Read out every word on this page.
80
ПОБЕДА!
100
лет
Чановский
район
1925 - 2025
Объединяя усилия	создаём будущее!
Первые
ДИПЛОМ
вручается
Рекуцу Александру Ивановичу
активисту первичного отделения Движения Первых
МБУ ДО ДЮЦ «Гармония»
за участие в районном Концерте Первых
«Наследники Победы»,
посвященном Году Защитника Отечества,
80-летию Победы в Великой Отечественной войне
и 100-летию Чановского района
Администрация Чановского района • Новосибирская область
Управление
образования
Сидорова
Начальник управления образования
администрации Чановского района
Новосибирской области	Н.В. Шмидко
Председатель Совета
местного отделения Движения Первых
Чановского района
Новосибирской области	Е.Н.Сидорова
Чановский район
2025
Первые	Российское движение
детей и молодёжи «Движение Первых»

- **TASK DESCRIPTION**: The records above are to be repeated exactly, in their entirety.

- **IN RESPONSE**:
Read out every word on this page.
80
ПОБЕДА!
100
лет
Чановский
район
1925 - 2025
Объединяя усилия	создаём будущее!
Первые
ДИПЛОМ
вручается
Рекуцу Александру Ивановичу
активисту первичного отделения Движения Первых
МБУ ДО ДЮЦ «Гармония»
за участие в районном Концерте Первых
«Наследники Победы»,
посвященном Году Защитника Отечества,
80-летию Победы в Великой Отечественной войне
и 100-летию Чановского района
Администрация Чановского района • Новосибирская область
Управление
образования
Сидорова
Начальник управления образования
администрации Чановского района
Новосибирской области	Н.В. Шмидко
Председатель Совета
местного отделения Движения Первых
Чановского района
Новосибирской области	Е.Н.Сидорова
Чановский район
2025
Первые	Российское движение
детей и молодёжи «Движение Первых»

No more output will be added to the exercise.